• _Задание 1_
Что, судя по тексту о Пейне, прокричал Лафайет, когда рано утром 21 июня ворвался к Пейну в спальню?
• _Задание 2_
Перепиши слово в слово кусок текста о Пейне между словами «Это был счастливый» и «об этой сцене.», включая их самих.

• _Источник_
Это был счастливый час для Пейна, когда однажды в мае он увидел, как Робеспьер поднялся в Национальном собрании, чтобы предложить отмену смертной казни. Как сладко звучало это эхо старых «свидетельств» квакерских собраний в Тетфорде. «Смертная казнь, — восклицает Робеспьер, — это лишь подлое убийство — наказание одного преступления другим, убийство убийством. Поскольку судьи не непогрешимы, они не имеют права выносить неисправимые приговоры». Его поддерживает юрист Дюпор, который внушительно говорит: «Давайте хотя бы сделаем революционные сцены как можно менее трагичными! Давайте сделаем человека достойным в глазах человека!» Марат, подходящий человек для этой роли, ответил варварским требованием «кровь за кровь» и одержал верх. Но Пейн был покорен Робеспьером благодаря этому гуманному энтузиазму. Придет день, когда ему придется столкнуться с Робеспьером, напомнив об этой сцене.

Что Робеспьер вытеснит Лафайета, Пейн едва ли мог себе представить. Король находился под опекой великого друга Америки, и никогда у страны не было более радужных перспектив, чем у Франции в те прекрасные весенние дни. Но королевская семья бежала. Рано утром 21 июня Лафайет ворвался в спальню Пейна, прежде чем тот встал, и закричал: «Птички улетели!» «Это хорошо, — сказал Пейн, — надеюсь, не будет попыток вернуть их». Наскоро одевшись, он выбежал на улицу и обнаружил, что народ в смятении. Они шумели, как будто их постигла великая утрата. В ратуше Лафайет подвергся угрозам со стороны толпы, которая обвиняла его в содействии бегству короля, и мог лишь ответить им: «На что вы жалуетесь? Каждый из вас экономит двадцать су на налогах благодаря упразднению Цивильного листа». Пейн встречает своего друга Томаса Кристи. «Вы видите, — сказал он, — абсурдность монархических правительств; здесь целая нация встревожена глупостью одного человека»*.

• _Сохранённые данные_

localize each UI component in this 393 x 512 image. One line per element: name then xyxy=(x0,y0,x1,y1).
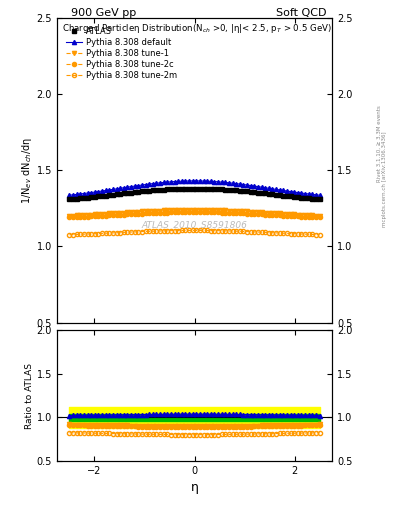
Pythia 8.308 default xyxy=(285,188,289,194)
Pythia 8.308 tune-2c xyxy=(125,211,130,218)
Pythia 8.308 tune-2m xyxy=(125,229,130,236)
Pythia 8.308 tune-2c xyxy=(285,213,289,219)
Pythia 8.308 tune-2c xyxy=(281,212,286,219)
Pythia 8.308 tune-1 xyxy=(67,212,72,219)
Pythia 8.308 default xyxy=(190,178,195,184)
Line: Pythia 8.308 tune-2m: Pythia 8.308 tune-2m xyxy=(68,228,321,237)
ATLAS xyxy=(190,185,195,191)
Pythia 8.308 tune-1 xyxy=(285,211,289,217)
ATLAS xyxy=(209,186,213,192)
Line: Pythia 8.308 tune-1: Pythia 8.308 tune-1 xyxy=(68,208,321,218)
Pythia 8.308 tune-2c xyxy=(317,215,322,221)
X-axis label: η: η xyxy=(191,481,198,494)
Pythia 8.308 default xyxy=(209,178,213,184)
Legend: ATLAS, Pythia 8.308 default, Pythia 8.308 tune-1, Pythia 8.308 tune-2c, Pythia 8: ATLAS, Pythia 8.308 default, Pythia 8.30… xyxy=(64,25,178,82)
Text: mcplots.cern.ch [arXiv:1306.3436]: mcplots.cern.ch [arXiv:1306.3436] xyxy=(382,132,387,227)
Pythia 8.308 tune-2c xyxy=(190,209,195,215)
Line: ATLAS: ATLAS xyxy=(67,186,322,202)
ATLAS xyxy=(100,193,105,199)
Text: 900 GeV pp: 900 GeV pp xyxy=(71,8,136,18)
Pythia 8.308 default xyxy=(125,184,130,190)
ATLAS xyxy=(67,196,72,202)
Pythia 8.308 tune-1 xyxy=(143,208,148,215)
Pythia 8.308 default xyxy=(281,187,286,194)
Pythia 8.308 tune-2m xyxy=(209,227,213,233)
Pythia 8.308 tune-1 xyxy=(317,212,322,219)
Y-axis label: Ratio to ATLAS: Ratio to ATLAS xyxy=(25,362,34,429)
Pythia 8.308 default xyxy=(317,192,322,198)
Pythia 8.308 tune-2c xyxy=(100,213,105,219)
Pythia 8.308 tune-1 xyxy=(125,209,130,216)
Text: ATLAS_2010_S8591806: ATLAS_2010_S8591806 xyxy=(141,221,248,229)
ATLAS xyxy=(285,193,289,199)
Pythia 8.308 tune-1 xyxy=(209,207,213,213)
Pythia 8.308 tune-2m xyxy=(285,230,289,237)
ATLAS xyxy=(143,188,148,194)
Pythia 8.308 default xyxy=(100,188,105,194)
Pythia 8.308 tune-2c xyxy=(143,210,148,217)
Text: Soft QCD: Soft QCD xyxy=(276,8,326,18)
Pythia 8.308 tune-2m xyxy=(281,230,286,236)
ATLAS xyxy=(317,196,322,202)
Pythia 8.308 tune-1 xyxy=(281,210,286,217)
Pythia 8.308 tune-2m xyxy=(143,228,148,234)
Pythia 8.308 tune-2c xyxy=(209,209,213,216)
Pythia 8.308 tune-2c xyxy=(67,215,72,221)
Line: Pythia 8.308 tune-2c: Pythia 8.308 tune-2c xyxy=(68,210,321,220)
Pythia 8.308 tune-1 xyxy=(190,207,195,213)
ATLAS xyxy=(281,193,286,199)
Pythia 8.308 tune-2m xyxy=(67,231,72,238)
Pythia 8.308 default xyxy=(67,192,72,198)
Pythia 8.308 default xyxy=(143,181,148,187)
Y-axis label: 1/N$_{ev}$ dN$_{ch}$/dη: 1/N$_{ev}$ dN$_{ch}$/dη xyxy=(20,137,34,204)
Pythia 8.308 tune-2m xyxy=(190,227,195,233)
Line: Pythia 8.308 default: Pythia 8.308 default xyxy=(68,179,321,197)
Pythia 8.308 tune-2m xyxy=(317,231,322,238)
ATLAS xyxy=(125,190,130,196)
Text: Rivet 3.1.10, ≥ 3.3M events: Rivet 3.1.10, ≥ 3.3M events xyxy=(377,105,382,182)
Text: Charged Particleη Distribution(N$_{ch}$ >0, |η|< 2.5, p$_T$ > 0.5 GeV): Charged Particleη Distribution(N$_{ch}$ … xyxy=(62,23,332,35)
Pythia 8.308 tune-2m xyxy=(100,230,105,237)
Pythia 8.308 tune-1 xyxy=(100,211,105,217)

• _Полный ответ 1_
«Птички улетели!»

• _Полный ответ 2_
Это был счастливый час для Пейна, когда однажды в мае он увидел, как Робеспьер поднялся в Национальном собрании, чтобы предложить отмену смертной казни. Как сладко звучало это эхо старых «свидетельств» квакерских собраний в Тетфорде. «Смертная казнь, — восклицает Робеспьер, — это лишь подлое убийство — наказание одного преступления другим, убийство убийством. Поскольку судьи не непогрешимы, они не имеют права выносить неисправимые приговоры». Его поддерживает юрист Дюпор, который внушительно говорит: «Давайте хотя бы сделаем революционные сцены как можно менее трагичными! Давайте сделаем человека достойным в глазах человека!» Марат, подходящий человек для этой роли, ответил варварским требованием «кровь за кровь» и одержал верх. Но Пейн был покорен Робеспьером благодаря этому гуманному энтузиазму. Придет день, когда ему придется столкнуться с Робеспьером, напомнив об этой сцене.